**DATA PROVIDED**:
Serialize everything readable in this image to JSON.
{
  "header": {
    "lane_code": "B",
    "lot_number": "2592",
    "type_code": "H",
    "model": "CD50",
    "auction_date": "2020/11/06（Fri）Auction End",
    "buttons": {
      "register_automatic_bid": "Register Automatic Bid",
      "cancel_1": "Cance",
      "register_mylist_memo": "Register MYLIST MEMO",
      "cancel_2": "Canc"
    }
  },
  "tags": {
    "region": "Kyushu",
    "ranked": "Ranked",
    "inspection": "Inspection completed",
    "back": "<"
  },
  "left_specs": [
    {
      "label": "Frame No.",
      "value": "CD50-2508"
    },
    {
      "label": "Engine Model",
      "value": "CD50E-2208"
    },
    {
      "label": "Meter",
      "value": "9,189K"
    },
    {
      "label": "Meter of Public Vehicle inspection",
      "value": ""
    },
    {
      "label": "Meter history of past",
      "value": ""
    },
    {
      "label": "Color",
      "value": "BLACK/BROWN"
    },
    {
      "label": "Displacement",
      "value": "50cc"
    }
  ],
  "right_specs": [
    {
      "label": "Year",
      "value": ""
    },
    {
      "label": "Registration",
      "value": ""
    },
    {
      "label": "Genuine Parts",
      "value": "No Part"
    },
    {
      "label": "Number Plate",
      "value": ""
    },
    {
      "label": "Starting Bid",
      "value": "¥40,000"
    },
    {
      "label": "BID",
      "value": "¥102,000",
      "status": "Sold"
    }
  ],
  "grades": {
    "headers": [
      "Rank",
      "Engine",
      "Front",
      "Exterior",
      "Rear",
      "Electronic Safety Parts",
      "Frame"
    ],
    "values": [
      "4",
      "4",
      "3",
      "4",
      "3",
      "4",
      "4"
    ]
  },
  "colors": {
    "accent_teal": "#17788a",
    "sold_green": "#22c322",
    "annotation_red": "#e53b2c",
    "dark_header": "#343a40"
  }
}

**REQUIREMENT**:
Set out every line from the material that contains the string "inspection".

**ANSWER TO THIS PROBLEM**:
    "inspection": "Inspection completed",
      "label": "Meter of Public Vehicle inspection",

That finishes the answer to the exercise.